| TASK DIRECTIONS |
Pull out every line of the listing below where "value" appears.

| DATASET |
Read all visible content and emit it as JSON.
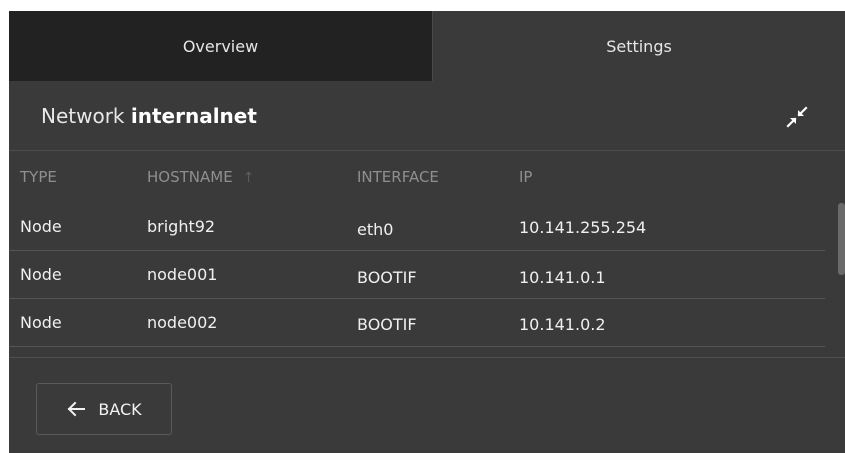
{
  "tabs": {
    "overview": "Overview",
    "settings": "Settings"
  },
  "header": {
    "prefix": "Network",
    "network_name": "internalnet",
    "collapse_icon": "collapse-arrows-icon"
  },
  "table": {
    "columns": [
      "TYPE",
      "HOSTNAME",
      "INTERFACE",
      "IP"
    ],
    "sort_icon": "arrow-up-icon",
    "rows": [
      [
        "Node",
        "bright92",
        "eth0",
        "10.141.255.254"
      ],
      [
        "Node",
        "node001",
        "BOOTIF",
        "10.141.0.1"
      ],
      [
        "Node",
        "node002",
        "BOOTIF",
        "10.141.0.2"
      ]
    ]
  },
  "footer": {
    "back_label": "BACK",
    "back_icon": "arrow-left-icon"
  },
  "colors": {
    "panel_bg": "#3a3a3a",
    "active_tab_bg": "#222222",
    "header_text": "#8f8f8f"
  }
}
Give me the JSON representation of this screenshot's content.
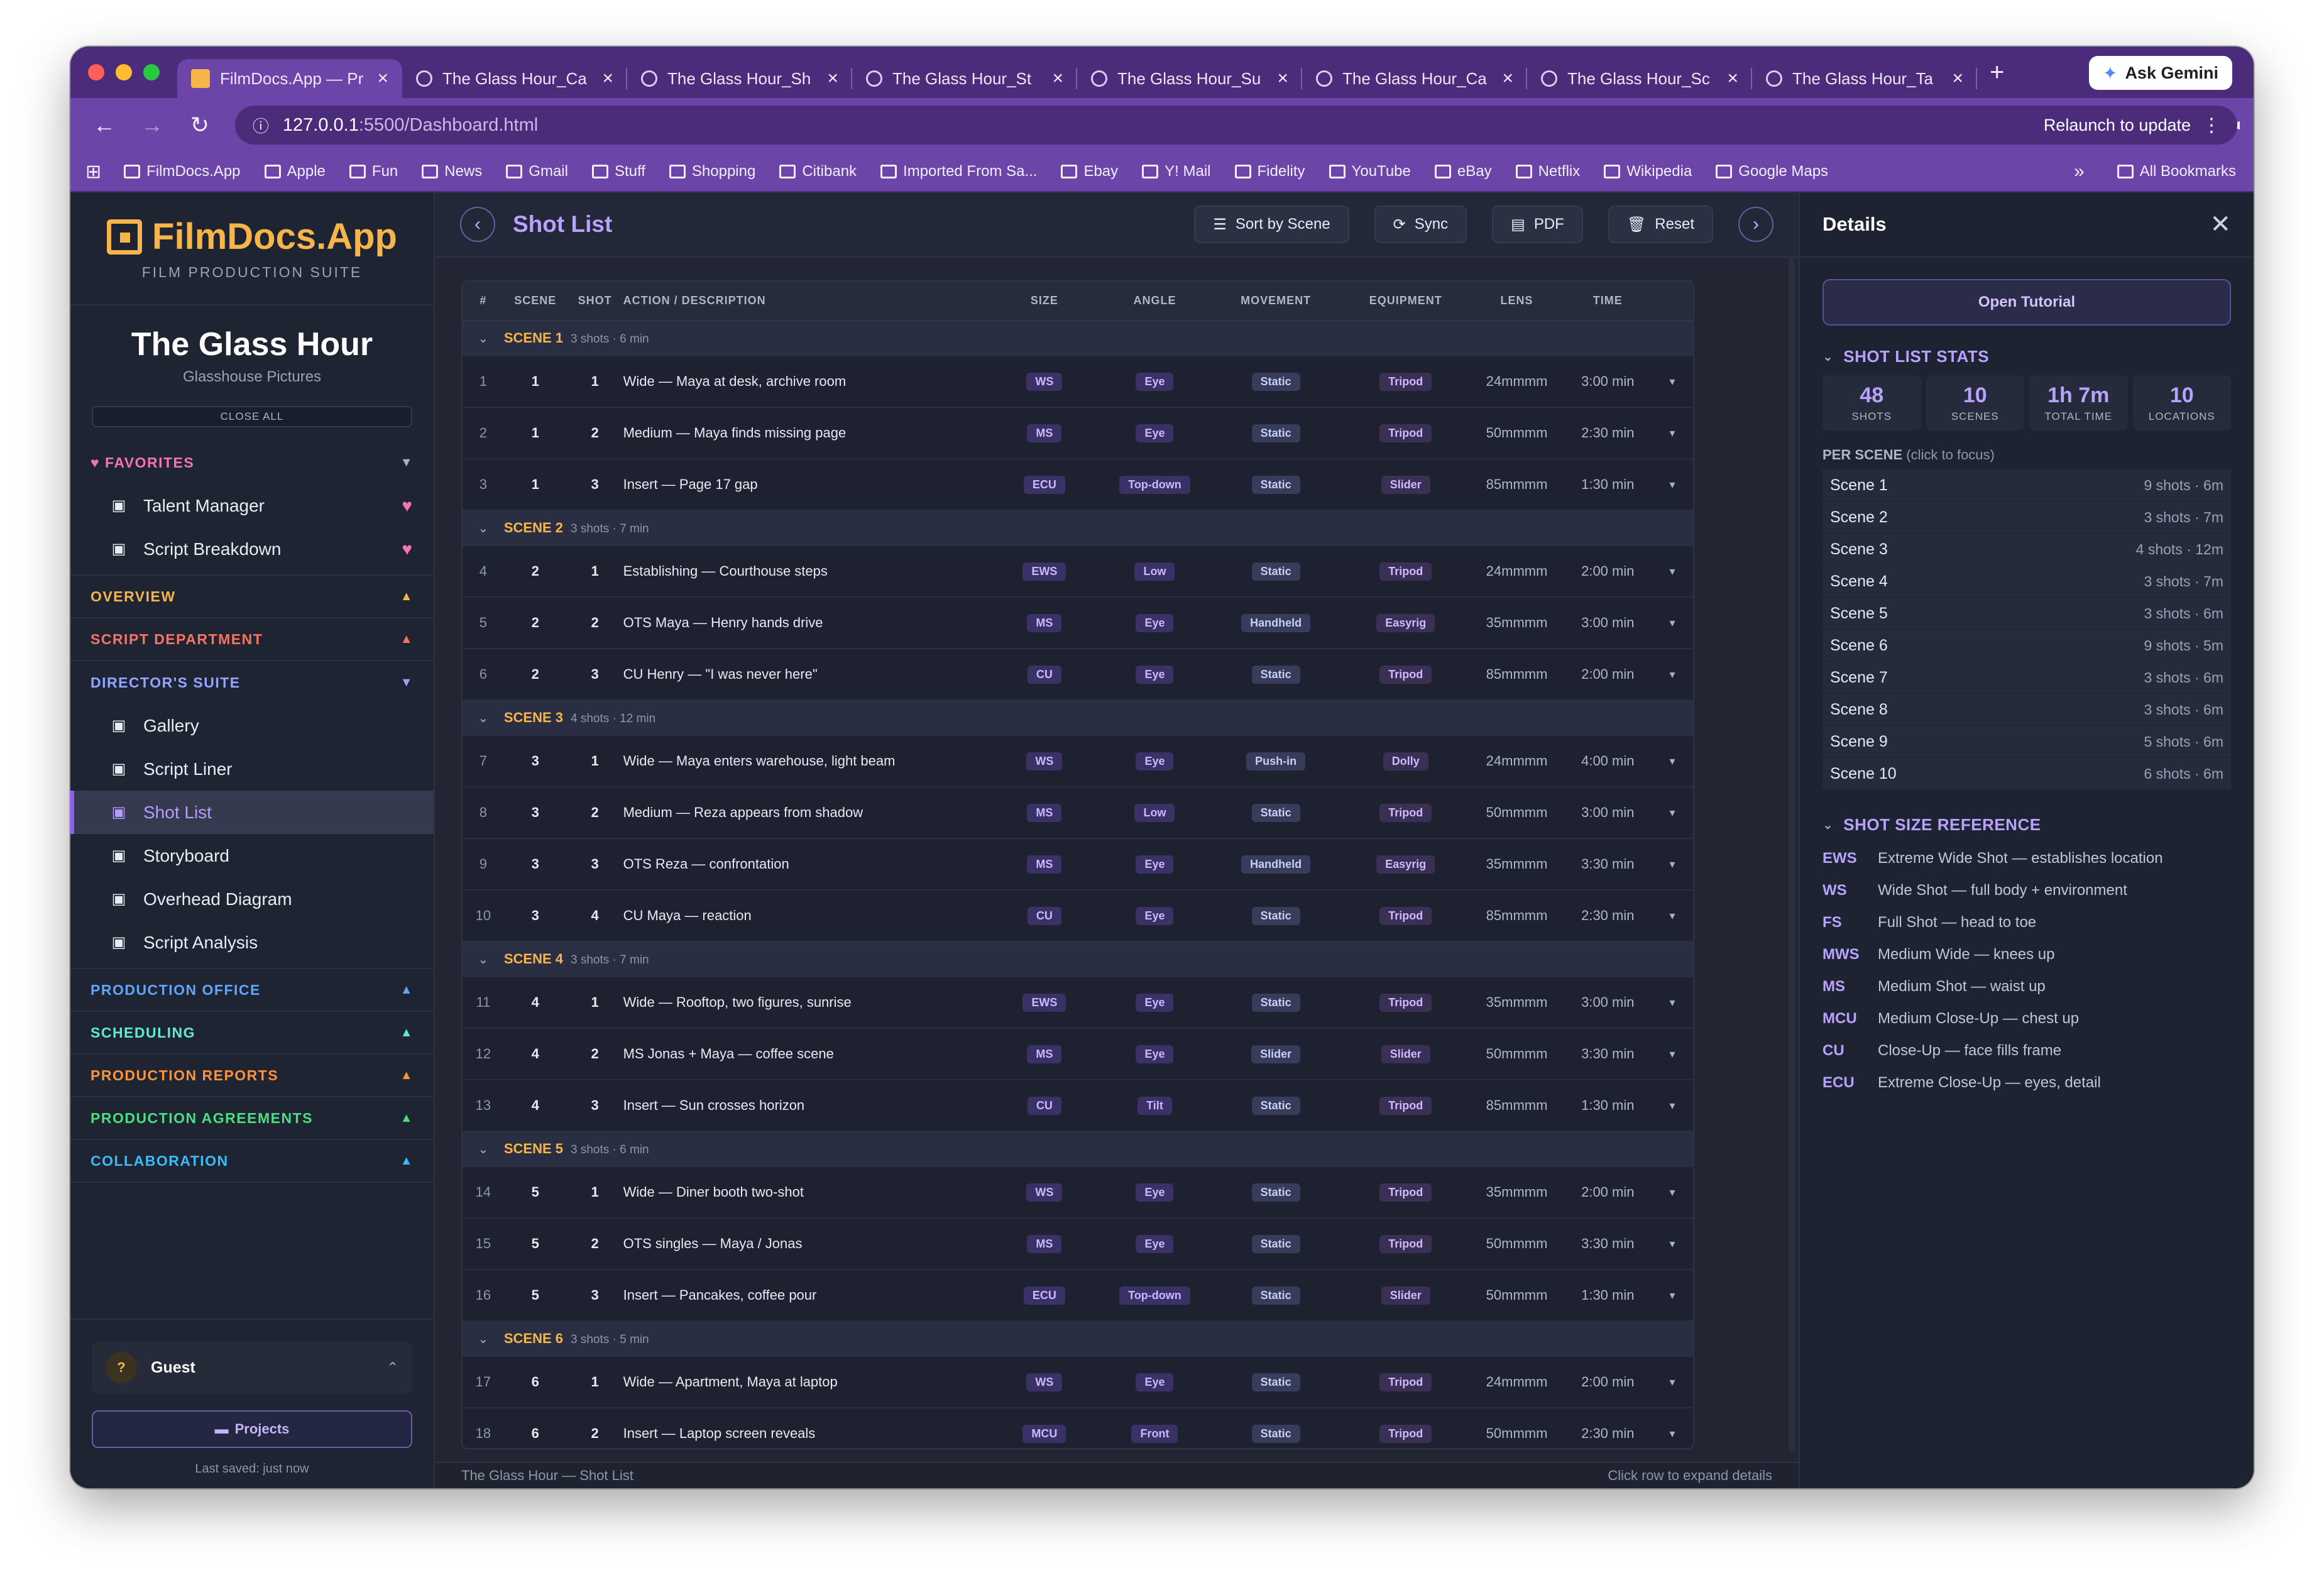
{
  "browser": {
    "tabs": [
      {
        "title": "FilmDocs.App — Pr",
        "active": true
      },
      {
        "title": "The Glass Hour_Ca",
        "active": false
      },
      {
        "title": "The Glass Hour_Sh",
        "active": false
      },
      {
        "title": "The Glass Hour_St",
        "active": false
      },
      {
        "title": "The Glass Hour_Su",
        "active": false
      },
      {
        "title": "The Glass Hour_Ca",
        "active": false
      },
      {
        "title": "The Glass Hour_Sc",
        "active": false
      },
      {
        "title": "The Glass Hour_Ta",
        "active": false
      }
    ],
    "gemini_label": "Ask Gemini",
    "url_host": "127.0.0.1",
    "url_path": ":5500/Dashboard.html",
    "relaunch_label": "Relaunch to update",
    "bookmarks": [
      "FilmDocs.App",
      "Apple",
      "Fun",
      "News",
      "Gmail",
      "Stuff",
      "Shopping",
      "Citibank",
      "Imported From Sa...",
      "Ebay",
      "Y! Mail",
      "Fidelity",
      "YouTube",
      "eBay",
      "Netflix",
      "Wikipedia",
      "Google Maps"
    ],
    "all_bookmarks": "All Bookmarks",
    "overflow": "»"
  },
  "sidebar": {
    "brand": "FilmDocs.App",
    "brand_sub": "FILM PRODUCTION SUITE",
    "project_name": "The Glass Hour",
    "studio": "Glasshouse Pictures",
    "close_all": "CLOSE ALL",
    "favorites_label": "FAVORITES",
    "favorites": [
      {
        "label": "Talent Manager",
        "icon": "clapper-icon"
      },
      {
        "label": "Script Breakdown",
        "icon": "notepad-icon"
      }
    ],
    "sections": {
      "overview": "OVERVIEW",
      "script_department": "SCRIPT DEPARTMENT",
      "directors_suite": "DIRECTOR'S SUITE",
      "production_office": "PRODUCTION OFFICE",
      "scheduling": "SCHEDULING",
      "production_reports": "PRODUCTION REPORTS",
      "production_agreements": "PRODUCTION AGREEMENTS",
      "collaboration": "COLLABORATION"
    },
    "directors_items": [
      {
        "label": "Gallery",
        "icon": "picture-icon"
      },
      {
        "label": "Script Liner",
        "icon": "pen-icon"
      },
      {
        "label": "Shot List",
        "icon": "clapper-icon",
        "active": true
      },
      {
        "label": "Storyboard",
        "icon": "picture-icon"
      },
      {
        "label": "Overhead Diagram",
        "icon": "ruler-triangle-icon"
      },
      {
        "label": "Script Analysis",
        "icon": "clapper-icon"
      }
    ],
    "guest": "Guest",
    "guest_avatar": "?",
    "projects": "Projects",
    "last_saved": "Last saved: just now"
  },
  "main": {
    "title": "Shot List",
    "buttons": {
      "sort": "Sort by Scene",
      "sync": "Sync",
      "pdf": "PDF",
      "reset": "Reset"
    },
    "columns": [
      "#",
      "SCENE",
      "SHOT",
      "ACTION / DESCRIPTION",
      "SIZE",
      "ANGLE",
      "MOVEMENT",
      "EQUIPMENT",
      "LENS",
      "TIME"
    ],
    "scenes": [
      {
        "label": "SCENE 1",
        "meta": "3 shots · 6 min",
        "rows": [
          [
            "1",
            "1",
            "1",
            "Wide — Maya at desk, archive room",
            "WS",
            "Eye",
            "Static",
            "Tripod",
            "24mmmm",
            "3:00 min"
          ],
          [
            "2",
            "1",
            "2",
            "Medium — Maya finds missing page",
            "MS",
            "Eye",
            "Static",
            "Tripod",
            "50mmmm",
            "2:30 min"
          ],
          [
            "3",
            "1",
            "3",
            "Insert — Page 17 gap",
            "ECU",
            "Top-down",
            "Static",
            "Slider",
            "85mmmm",
            "1:30 min"
          ]
        ]
      },
      {
        "label": "SCENE 2",
        "meta": "3 shots · 7 min",
        "rows": [
          [
            "4",
            "2",
            "1",
            "Establishing — Courthouse steps",
            "EWS",
            "Low",
            "Static",
            "Tripod",
            "24mmmm",
            "2:00 min"
          ],
          [
            "5",
            "2",
            "2",
            "OTS Maya — Henry hands drive",
            "MS",
            "Eye",
            "Handheld",
            "Easyrig",
            "35mmmm",
            "3:00 min"
          ],
          [
            "6",
            "2",
            "3",
            "CU Henry — \"I was never here\"",
            "CU",
            "Eye",
            "Static",
            "Tripod",
            "85mmmm",
            "2:00 min"
          ]
        ]
      },
      {
        "label": "SCENE 3",
        "meta": "4 shots · 12 min",
        "rows": [
          [
            "7",
            "3",
            "1",
            "Wide — Maya enters warehouse, light beam",
            "WS",
            "Eye",
            "Push-in",
            "Dolly",
            "24mmmm",
            "4:00 min"
          ],
          [
            "8",
            "3",
            "2",
            "Medium — Reza appears from shadow",
            "MS",
            "Low",
            "Static",
            "Tripod",
            "50mmmm",
            "3:00 min"
          ],
          [
            "9",
            "3",
            "3",
            "OTS Reza — confrontation",
            "MS",
            "Eye",
            "Handheld",
            "Easyrig",
            "35mmmm",
            "3:30 min"
          ],
          [
            "10",
            "3",
            "4",
            "CU Maya — reaction",
            "CU",
            "Eye",
            "Static",
            "Tripod",
            "85mmmm",
            "2:30 min"
          ]
        ]
      },
      {
        "label": "SCENE 4",
        "meta": "3 shots · 7 min",
        "rows": [
          [
            "11",
            "4",
            "1",
            "Wide — Rooftop, two figures, sunrise",
            "EWS",
            "Eye",
            "Static",
            "Tripod",
            "35mmmm",
            "3:00 min"
          ],
          [
            "12",
            "4",
            "2",
            "MS Jonas + Maya — coffee scene",
            "MS",
            "Eye",
            "Slider",
            "Slider",
            "50mmmm",
            "3:30 min"
          ],
          [
            "13",
            "4",
            "3",
            "Insert — Sun crosses horizon",
            "CU",
            "Tilt",
            "Static",
            "Tripod",
            "85mmmm",
            "1:30 min"
          ]
        ]
      },
      {
        "label": "SCENE 5",
        "meta": "3 shots · 6 min",
        "rows": [
          [
            "14",
            "5",
            "1",
            "Wide — Diner booth two-shot",
            "WS",
            "Eye",
            "Static",
            "Tripod",
            "35mmmm",
            "2:00 min"
          ],
          [
            "15",
            "5",
            "2",
            "OTS singles — Maya / Jonas",
            "MS",
            "Eye",
            "Static",
            "Tripod",
            "50mmmm",
            "3:30 min"
          ],
          [
            "16",
            "5",
            "3",
            "Insert — Pancakes, coffee pour",
            "ECU",
            "Top-down",
            "Static",
            "Slider",
            "50mmmm",
            "1:30 min"
          ]
        ]
      },
      {
        "label": "SCENE 6",
        "meta": "3 shots · 5 min",
        "rows": [
          [
            "17",
            "6",
            "1",
            "Wide — Apartment, Maya at laptop",
            "WS",
            "Eye",
            "Static",
            "Tripod",
            "24mmmm",
            "2:00 min"
          ],
          [
            "18",
            "6",
            "2",
            "Insert — Laptop screen reveals",
            "MCU",
            "Front",
            "Static",
            "Tripod",
            "50mmmm",
            "2:30 min"
          ]
        ]
      }
    ],
    "footer_left": "The Glass Hour — Shot List",
    "footer_right": "Click row to expand details"
  },
  "details": {
    "title": "Details",
    "tutorial": "Open Tutorial",
    "stats_title": "SHOT LIST STATS",
    "stats": [
      {
        "value": "48",
        "label": "SHOTS"
      },
      {
        "value": "10",
        "label": "SCENES"
      },
      {
        "value": "1h 7m",
        "label": "TOTAL TIME"
      },
      {
        "value": "10",
        "label": "LOCATIONS"
      }
    ],
    "per_scene_label": "PER SCENE",
    "per_scene_hint": "(click to focus)",
    "per_scene": [
      {
        "scene": "Scene 1",
        "info": "9 shots · 6m"
      },
      {
        "scene": "Scene 2",
        "info": "3 shots · 7m"
      },
      {
        "scene": "Scene 3",
        "info": "4 shots · 12m"
      },
      {
        "scene": "Scene 4",
        "info": "3 shots · 7m"
      },
      {
        "scene": "Scene 5",
        "info": "3 shots · 6m"
      },
      {
        "scene": "Scene 6",
        "info": "9 shots · 5m"
      },
      {
        "scene": "Scene 7",
        "info": "3 shots · 6m"
      },
      {
        "scene": "Scene 8",
        "info": "3 shots · 6m"
      },
      {
        "scene": "Scene 9",
        "info": "5 shots · 6m"
      },
      {
        "scene": "Scene 10",
        "info": "6 shots · 6m"
      }
    ],
    "ref_title": "SHOT SIZE REFERENCE",
    "reference": [
      {
        "code": "EWS",
        "desc": "Extreme Wide Shot — establishes location"
      },
      {
        "code": "WS",
        "desc": "Wide Shot — full body + environment"
      },
      {
        "code": "FS",
        "desc": "Full Shot — head to toe"
      },
      {
        "code": "MWS",
        "desc": "Medium Wide — knees up"
      },
      {
        "code": "MS",
        "desc": "Medium Shot — waist up"
      },
      {
        "code": "MCU",
        "desc": "Medium Close-Up — chest up"
      },
      {
        "code": "CU",
        "desc": "Close-Up — face fills frame"
      },
      {
        "code": "ECU",
        "desc": "Extreme Close-Up — eyes, detail"
      }
    ]
  },
  "colors": {
    "accent": "#b8a1ff",
    "scene_label": "#f6b54a",
    "favorites": "#f472b6",
    "overview": "#f6b54a",
    "script_department": "#f97360",
    "directors_suite": "#93a5ff",
    "production_office": "#60a5fa",
    "scheduling": "#5eead4",
    "production_reports": "#fb923c",
    "production_agreements": "#4ade80",
    "collaboration": "#38bdf8"
  }
}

| WORKED ANSWER |
        "value": "48",
        "value": "10",
        "value": "1h 7m",
        "value": "10",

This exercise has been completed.